• Stated goal
Only lines with the string "amount" matter here; gather them from the material below.

• Input material
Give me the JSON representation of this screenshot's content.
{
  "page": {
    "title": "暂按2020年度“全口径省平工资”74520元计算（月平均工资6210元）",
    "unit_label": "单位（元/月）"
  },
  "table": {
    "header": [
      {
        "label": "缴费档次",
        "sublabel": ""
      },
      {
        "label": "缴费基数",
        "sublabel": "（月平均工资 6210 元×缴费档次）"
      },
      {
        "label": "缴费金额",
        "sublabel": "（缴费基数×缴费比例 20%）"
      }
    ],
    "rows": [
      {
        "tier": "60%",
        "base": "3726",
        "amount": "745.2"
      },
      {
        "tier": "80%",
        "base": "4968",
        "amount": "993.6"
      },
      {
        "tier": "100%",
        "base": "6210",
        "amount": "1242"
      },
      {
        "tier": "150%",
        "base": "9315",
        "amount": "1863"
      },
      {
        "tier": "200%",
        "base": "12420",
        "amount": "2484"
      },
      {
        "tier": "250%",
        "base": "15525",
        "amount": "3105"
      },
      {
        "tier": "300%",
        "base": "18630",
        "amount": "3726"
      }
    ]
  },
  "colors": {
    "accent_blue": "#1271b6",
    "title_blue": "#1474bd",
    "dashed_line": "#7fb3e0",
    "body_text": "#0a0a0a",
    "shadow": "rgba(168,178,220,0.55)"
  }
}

• Task result
        "amount": "745.2"
        "amount": "993.6"
        "amount": "1242"
        "amount": "1863"
        "amount": "2484"
        "amount": "3105"
        "amount": "3726"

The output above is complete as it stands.